→ SOURCE DATA
^^^^^^^^

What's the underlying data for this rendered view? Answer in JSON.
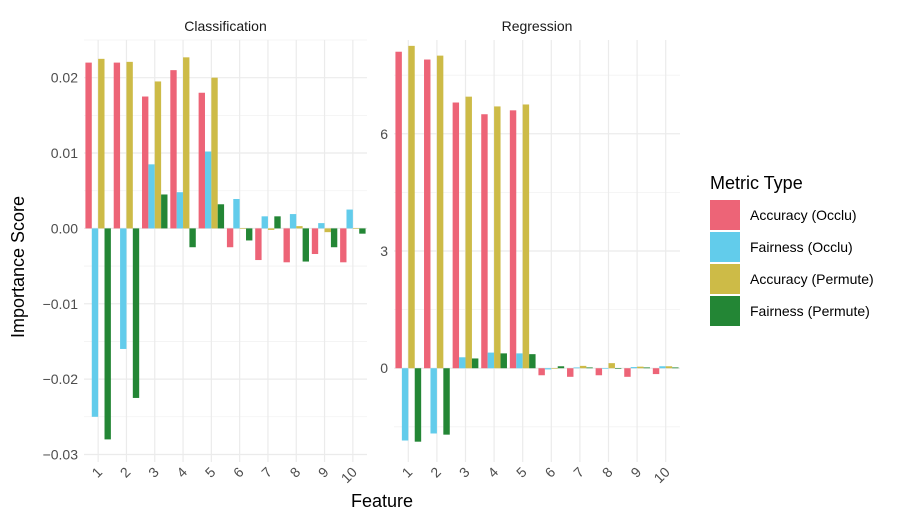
{
  "chart_data": {
    "type": "bar",
    "xlabel": "Feature",
    "ylabel": "Importance Score",
    "categories": [
      "1",
      "2",
      "3",
      "4",
      "5",
      "6",
      "7",
      "8",
      "9",
      "10"
    ],
    "legend": {
      "title": "Metric Type",
      "position": "right",
      "entries": [
        "Accuracy (Occlu)",
        "Fairness (Occlu)",
        "Accuracy (Permute)",
        "Fairness (Permute)"
      ]
    },
    "colors": {
      "Accuracy (Occlu)": "#ED6477",
      "Fairness (Occlu)": "#62CCEB",
      "Accuracy (Permute)": "#CDBB47",
      "Fairness (Permute)": "#238635"
    },
    "grid": true,
    "panels": [
      {
        "title": "Classification",
        "ylim": [
          -0.031,
          0.025
        ],
        "yticks": [
          -0.03,
          -0.02,
          -0.01,
          0.0,
          0.01,
          0.02
        ],
        "ytick_labels": [
          "−0.03",
          "−0.02",
          "−0.01",
          "0.00",
          "0.01",
          "0.02"
        ],
        "series": [
          {
            "name": "Accuracy (Occlu)",
            "values": [
              0.022,
              0.022,
              0.0175,
              0.021,
              0.018,
              -0.0025,
              -0.0042,
              -0.0045,
              -0.0034,
              -0.0045
            ]
          },
          {
            "name": "Fairness (Occlu)",
            "values": [
              -0.025,
              -0.016,
              0.0085,
              0.0048,
              0.0102,
              0.0039,
              0.0016,
              0.0019,
              0.0007,
              0.0025
            ]
          },
          {
            "name": "Accuracy (Permute)",
            "values": [
              0.0225,
              0.0221,
              0.0195,
              0.0227,
              0.02,
              0.0,
              -0.0002,
              0.0003,
              -0.0005,
              0.0
            ]
          },
          {
            "name": "Fairness (Permute)",
            "values": [
              -0.028,
              -0.0225,
              0.0045,
              -0.0025,
              0.0032,
              -0.0016,
              0.0016,
              -0.0044,
              -0.0025,
              -0.0007
            ]
          }
        ]
      },
      {
        "title": "Regression",
        "ylim": [
          -2.4,
          8.4
        ],
        "yticks": [
          0,
          3,
          6
        ],
        "ytick_labels": [
          "0",
          "3",
          "6"
        ],
        "series": [
          {
            "name": "Accuracy (Occlu)",
            "values": [
              8.1,
              7.9,
              6.8,
              6.5,
              6.6,
              -0.18,
              -0.22,
              -0.18,
              -0.22,
              -0.15
            ]
          },
          {
            "name": "Fairness (Occlu)",
            "values": [
              -1.85,
              -1.67,
              0.28,
              0.4,
              0.38,
              -0.03,
              0.02,
              0.0,
              0.03,
              0.05
            ]
          },
          {
            "name": "Accuracy (Permute)",
            "values": [
              8.25,
              8.0,
              6.95,
              6.7,
              6.75,
              0.0,
              0.06,
              0.13,
              0.04,
              0.05
            ]
          },
          {
            "name": "Fairness (Permute)",
            "values": [
              -1.88,
              -1.7,
              0.25,
              0.38,
              0.36,
              0.05,
              0.02,
              0.0,
              0.02,
              0.02
            ]
          }
        ]
      }
    ]
  }
}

^^^^^^^^

→ WHAT IS NEEDED
From the material above, count the lines that include "Permute" and give only the total.

→ EXERCISE OUTPUT
8